DATA SHOWN:
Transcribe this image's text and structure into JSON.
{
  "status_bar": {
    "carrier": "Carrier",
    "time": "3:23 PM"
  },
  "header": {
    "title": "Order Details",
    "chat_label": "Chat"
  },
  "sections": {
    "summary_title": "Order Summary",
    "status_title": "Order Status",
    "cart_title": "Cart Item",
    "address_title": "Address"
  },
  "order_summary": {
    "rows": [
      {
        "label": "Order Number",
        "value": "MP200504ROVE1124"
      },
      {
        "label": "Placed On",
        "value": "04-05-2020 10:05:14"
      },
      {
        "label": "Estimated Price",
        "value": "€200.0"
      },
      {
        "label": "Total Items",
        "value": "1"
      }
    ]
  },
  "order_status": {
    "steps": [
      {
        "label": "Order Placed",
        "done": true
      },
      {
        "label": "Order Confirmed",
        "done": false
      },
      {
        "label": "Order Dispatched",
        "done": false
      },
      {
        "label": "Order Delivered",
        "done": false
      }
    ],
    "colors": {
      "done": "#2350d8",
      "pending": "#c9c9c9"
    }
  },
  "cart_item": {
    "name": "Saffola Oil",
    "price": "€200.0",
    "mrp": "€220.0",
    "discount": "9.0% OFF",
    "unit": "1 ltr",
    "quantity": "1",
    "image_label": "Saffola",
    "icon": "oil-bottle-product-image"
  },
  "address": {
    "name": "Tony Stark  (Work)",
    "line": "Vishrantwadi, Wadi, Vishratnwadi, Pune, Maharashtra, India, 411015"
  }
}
---
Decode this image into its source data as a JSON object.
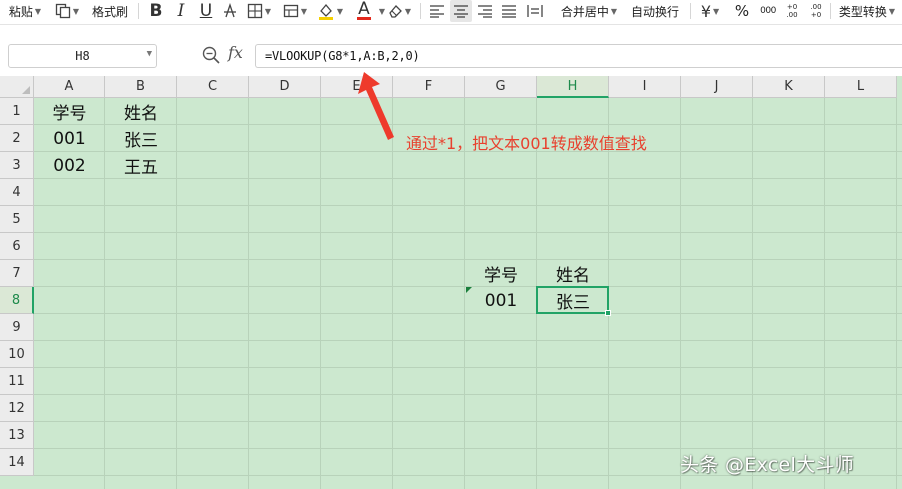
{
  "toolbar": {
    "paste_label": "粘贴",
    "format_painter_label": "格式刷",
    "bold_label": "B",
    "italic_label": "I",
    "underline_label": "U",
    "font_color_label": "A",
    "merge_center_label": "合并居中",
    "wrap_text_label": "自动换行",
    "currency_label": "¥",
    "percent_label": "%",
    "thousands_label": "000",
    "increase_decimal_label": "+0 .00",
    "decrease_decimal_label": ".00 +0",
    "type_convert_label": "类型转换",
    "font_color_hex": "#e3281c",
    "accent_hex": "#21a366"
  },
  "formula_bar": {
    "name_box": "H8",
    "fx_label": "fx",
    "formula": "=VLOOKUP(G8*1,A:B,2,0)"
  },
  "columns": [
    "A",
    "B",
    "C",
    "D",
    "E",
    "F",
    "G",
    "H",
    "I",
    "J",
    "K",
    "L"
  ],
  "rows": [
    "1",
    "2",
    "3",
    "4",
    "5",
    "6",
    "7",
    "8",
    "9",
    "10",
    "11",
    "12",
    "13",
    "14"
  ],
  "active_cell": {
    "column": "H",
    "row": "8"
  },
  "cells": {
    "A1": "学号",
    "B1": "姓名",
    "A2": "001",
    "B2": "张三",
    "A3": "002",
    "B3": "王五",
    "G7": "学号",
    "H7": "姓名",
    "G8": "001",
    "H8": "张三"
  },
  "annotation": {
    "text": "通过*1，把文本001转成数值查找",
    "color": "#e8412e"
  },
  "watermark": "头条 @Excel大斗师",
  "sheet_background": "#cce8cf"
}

OBJECTIVE:
Which lines contain "value"? Copy each of them out.

RESULT OF THE EXERCISE:
        "value": "MP200504ROVE1124"
        "value": "04-05-2020 10:05:14"
        "value": "€200.0"
        "value": "1"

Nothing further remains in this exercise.